Source information ::
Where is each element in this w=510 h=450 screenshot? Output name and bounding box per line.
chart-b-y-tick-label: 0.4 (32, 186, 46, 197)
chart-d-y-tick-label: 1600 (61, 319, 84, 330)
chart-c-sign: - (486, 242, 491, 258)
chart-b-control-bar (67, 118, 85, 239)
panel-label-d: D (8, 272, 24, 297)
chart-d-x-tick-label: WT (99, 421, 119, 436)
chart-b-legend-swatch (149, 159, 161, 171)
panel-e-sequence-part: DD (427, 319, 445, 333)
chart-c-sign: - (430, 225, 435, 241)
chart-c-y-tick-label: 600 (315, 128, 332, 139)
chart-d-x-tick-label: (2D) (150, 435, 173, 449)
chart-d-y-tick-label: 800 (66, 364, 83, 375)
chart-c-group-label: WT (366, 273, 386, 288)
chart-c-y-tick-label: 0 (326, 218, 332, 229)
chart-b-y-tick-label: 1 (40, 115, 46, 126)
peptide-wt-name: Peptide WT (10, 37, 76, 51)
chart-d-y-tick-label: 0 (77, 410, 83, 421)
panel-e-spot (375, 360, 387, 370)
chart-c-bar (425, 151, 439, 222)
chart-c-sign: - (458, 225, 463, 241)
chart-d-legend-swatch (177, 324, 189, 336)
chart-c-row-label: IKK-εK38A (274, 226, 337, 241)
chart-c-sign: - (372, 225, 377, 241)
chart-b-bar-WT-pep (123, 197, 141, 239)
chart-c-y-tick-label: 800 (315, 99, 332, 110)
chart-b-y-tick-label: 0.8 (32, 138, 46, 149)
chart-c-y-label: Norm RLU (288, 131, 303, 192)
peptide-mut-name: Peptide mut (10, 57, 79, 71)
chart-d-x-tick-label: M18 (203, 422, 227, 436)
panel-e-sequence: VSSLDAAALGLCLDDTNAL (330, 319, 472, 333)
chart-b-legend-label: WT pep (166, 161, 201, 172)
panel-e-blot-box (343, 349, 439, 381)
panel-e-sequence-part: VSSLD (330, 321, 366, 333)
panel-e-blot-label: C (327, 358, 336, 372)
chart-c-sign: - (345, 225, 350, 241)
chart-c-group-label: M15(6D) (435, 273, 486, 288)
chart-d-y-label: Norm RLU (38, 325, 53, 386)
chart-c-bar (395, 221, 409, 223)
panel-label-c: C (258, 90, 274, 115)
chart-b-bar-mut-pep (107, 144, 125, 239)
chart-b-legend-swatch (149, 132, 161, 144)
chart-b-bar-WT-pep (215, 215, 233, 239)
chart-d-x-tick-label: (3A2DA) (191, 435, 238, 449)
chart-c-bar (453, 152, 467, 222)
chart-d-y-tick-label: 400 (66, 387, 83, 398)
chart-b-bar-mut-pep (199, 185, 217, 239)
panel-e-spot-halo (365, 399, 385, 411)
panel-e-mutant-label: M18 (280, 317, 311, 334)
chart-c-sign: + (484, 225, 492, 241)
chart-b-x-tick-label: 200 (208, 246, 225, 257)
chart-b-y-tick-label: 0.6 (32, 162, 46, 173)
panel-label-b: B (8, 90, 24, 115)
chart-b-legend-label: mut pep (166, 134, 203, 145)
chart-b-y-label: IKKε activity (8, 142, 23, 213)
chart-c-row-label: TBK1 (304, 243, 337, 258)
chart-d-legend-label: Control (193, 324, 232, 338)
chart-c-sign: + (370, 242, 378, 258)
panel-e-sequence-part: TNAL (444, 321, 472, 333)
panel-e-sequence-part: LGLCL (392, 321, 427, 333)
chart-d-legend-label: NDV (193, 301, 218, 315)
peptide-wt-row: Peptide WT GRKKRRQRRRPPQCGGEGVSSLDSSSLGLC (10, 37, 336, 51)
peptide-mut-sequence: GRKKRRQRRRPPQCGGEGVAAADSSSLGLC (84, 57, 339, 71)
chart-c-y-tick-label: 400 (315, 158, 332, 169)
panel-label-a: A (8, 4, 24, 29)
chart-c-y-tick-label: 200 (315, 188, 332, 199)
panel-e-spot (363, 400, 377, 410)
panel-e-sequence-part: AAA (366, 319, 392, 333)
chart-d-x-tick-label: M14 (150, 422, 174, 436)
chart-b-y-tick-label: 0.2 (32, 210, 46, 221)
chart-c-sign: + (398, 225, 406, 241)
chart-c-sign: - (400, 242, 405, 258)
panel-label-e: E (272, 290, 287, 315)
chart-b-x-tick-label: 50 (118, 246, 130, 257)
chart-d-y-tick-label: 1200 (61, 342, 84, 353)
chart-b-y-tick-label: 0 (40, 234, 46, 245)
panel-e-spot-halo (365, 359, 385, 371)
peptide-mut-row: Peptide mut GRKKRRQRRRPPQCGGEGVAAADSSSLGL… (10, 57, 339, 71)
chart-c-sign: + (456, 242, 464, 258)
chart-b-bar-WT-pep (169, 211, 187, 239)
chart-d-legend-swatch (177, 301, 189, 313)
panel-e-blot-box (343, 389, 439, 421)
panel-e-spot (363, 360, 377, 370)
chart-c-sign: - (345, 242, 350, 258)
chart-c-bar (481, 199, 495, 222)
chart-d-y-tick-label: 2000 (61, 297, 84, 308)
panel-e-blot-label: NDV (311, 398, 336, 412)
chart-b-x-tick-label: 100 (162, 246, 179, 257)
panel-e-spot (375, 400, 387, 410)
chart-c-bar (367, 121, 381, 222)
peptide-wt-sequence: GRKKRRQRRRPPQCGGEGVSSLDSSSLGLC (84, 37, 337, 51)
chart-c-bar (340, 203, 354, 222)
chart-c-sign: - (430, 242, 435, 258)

Required work ::
Character for character, output the whole material above.

Exercise output ::
Where is each element in this w=510 h=450 screenshot? Output name and bounding box per line.
chart-b-y-tick-label: 0.4 (32, 186, 46, 197)
chart-d-y-tick-label: 1600 (61, 319, 84, 330)
chart-c-sign: - (486, 242, 491, 258)
chart-b-control-bar (67, 118, 85, 239)
panel-label-d: D (8, 272, 24, 297)
chart-d-x-tick-label: WT (99, 421, 119, 436)
chart-b-legend-swatch (149, 159, 161, 171)
panel-e-sequence-part: DD (427, 319, 445, 333)
chart-c-sign: - (430, 225, 435, 241)
chart-c-y-tick-label: 600 (315, 128, 332, 139)
chart-d-x-tick-label: (2D) (150, 435, 173, 449)
chart-d-y-tick-label: 800 (66, 364, 83, 375)
chart-c-group-label: WT (366, 273, 386, 288)
chart-c-y-tick-label: 0 (326, 218, 332, 229)
chart-b-y-tick-label: 1 (40, 115, 46, 126)
peptide-wt-name: Peptide WT (10, 37, 76, 51)
chart-d-y-tick-label: 0 (77, 410, 83, 421)
panel-e-spot (375, 360, 387, 370)
chart-c-bar (425, 151, 439, 222)
chart-c-sign: - (458, 225, 463, 241)
chart-d-legend-swatch (177, 324, 189, 336)
chart-c-row-label: IKK-εK38A (274, 226, 337, 241)
chart-c-sign: - (372, 225, 377, 241)
chart-b-bar-WT-pep (123, 197, 141, 239)
chart-c-y-tick-label: 800 (315, 99, 332, 110)
chart-b-y-tick-label: 0.8 (32, 138, 46, 149)
chart-c-y-label: Norm RLU (288, 131, 303, 192)
peptide-mut-name: Peptide mut (10, 57, 79, 71)
chart-d-x-tick-label: M18 (203, 422, 227, 436)
panel-e-sequence: VSSLDAAALGLCLDDTNAL (330, 319, 472, 333)
chart-b-legend-label: WT pep (166, 161, 201, 172)
panel-e-blot-box (343, 349, 439, 381)
panel-e-sequence-part: VSSLD (330, 321, 366, 333)
panel-e-blot-label: C (327, 358, 336, 372)
chart-c-sign: - (345, 225, 350, 241)
chart-c-group-label: M15(6D) (435, 273, 486, 288)
chart-d-y-label: Norm RLU (38, 325, 53, 386)
chart-c-bar (395, 221, 409, 223)
panel-label-c: C (258, 90, 274, 115)
chart-b-bar-mut-pep (107, 144, 125, 239)
chart-b-legend-swatch (149, 132, 161, 144)
chart-b-bar-WT-pep (215, 215, 233, 239)
chart-d-x-tick-label: (3A2DA) (191, 435, 238, 449)
chart-c-bar (453, 152, 467, 222)
chart-d-y-tick-label: 400 (66, 387, 83, 398)
chart-b-bar-mut-pep (199, 185, 217, 239)
panel-e-spot-halo (365, 399, 385, 411)
panel-e-mutant-label: M18 (280, 317, 311, 334)
chart-c-sign: + (484, 225, 492, 241)
chart-b-x-tick-label: 200 (208, 246, 225, 257)
chart-b-y-tick-label: 0.6 (32, 162, 46, 173)
panel-label-b: B (8, 90, 24, 115)
chart-b-legend-label: mut pep (166, 134, 203, 145)
chart-b-y-label: IKKε activity (8, 142, 23, 213)
chart-c-row-label: TBK1 (304, 243, 337, 258)
chart-d-legend-label: Control (193, 324, 232, 338)
chart-c-sign: + (370, 242, 378, 258)
panel-e-sequence-part: TNAL (444, 321, 472, 333)
panel-e-sequence-part: LGLCL (392, 321, 427, 333)
chart-d-legend-label: NDV (193, 301, 218, 315)
peptide-wt-row: Peptide WT GRKKRRQRRRPPQCGGEGVSSLDSSSLGLC (10, 37, 336, 51)
peptide-mut-sequence: GRKKRRQRRRPPQCGGEGVAAADSSSLGLC (84, 57, 339, 71)
chart-c-y-tick-label: 400 (315, 158, 332, 169)
panel-label-a: A (8, 4, 24, 29)
chart-c-y-tick-label: 200 (315, 188, 332, 199)
panel-e-spot (363, 400, 377, 410)
panel-e-sequence-part: AAA (366, 319, 392, 333)
chart-d-x-tick-label: M14 (150, 422, 174, 436)
chart-b-y-tick-label: 0.2 (32, 210, 46, 221)
chart-c-sign: + (398, 225, 406, 241)
chart-c-sign: - (400, 242, 405, 258)
panel-label-e: E (272, 290, 287, 315)
chart-b-x-tick-label: 50 (118, 246, 130, 257)
chart-d-y-tick-label: 1200 (61, 342, 84, 353)
chart-b-y-tick-label: 0 (40, 234, 46, 245)
panel-e-spot-halo (365, 359, 385, 371)
peptide-mut-row: Peptide mut GRKKRRQRRRPPQCGGEGVAAADSSSLGL… (10, 57, 339, 71)
chart-c-sign: + (456, 242, 464, 258)
chart-b-bar-WT-pep (169, 211, 187, 239)
chart-d-legend-swatch (177, 301, 189, 313)
panel-e-blot-box (343, 389, 439, 421)
panel-e-spot (363, 360, 377, 370)
chart-c-sign: - (345, 242, 350, 258)
chart-c-bar (481, 199, 495, 222)
chart-d-y-tick-label: 2000 (61, 297, 84, 308)
panel-e-blot-label: NDV (311, 398, 336, 412)
chart-b-x-tick-label: 100 (162, 246, 179, 257)
panel-e-spot (375, 400, 387, 410)
chart-c-bar (367, 121, 381, 222)
peptide-wt-sequence: GRKKRRQRRRPPQCGGEGVSSLDSSSLGLC (84, 37, 337, 51)
chart-c-bar (340, 203, 354, 222)
chart-c-sign: - (430, 242, 435, 258)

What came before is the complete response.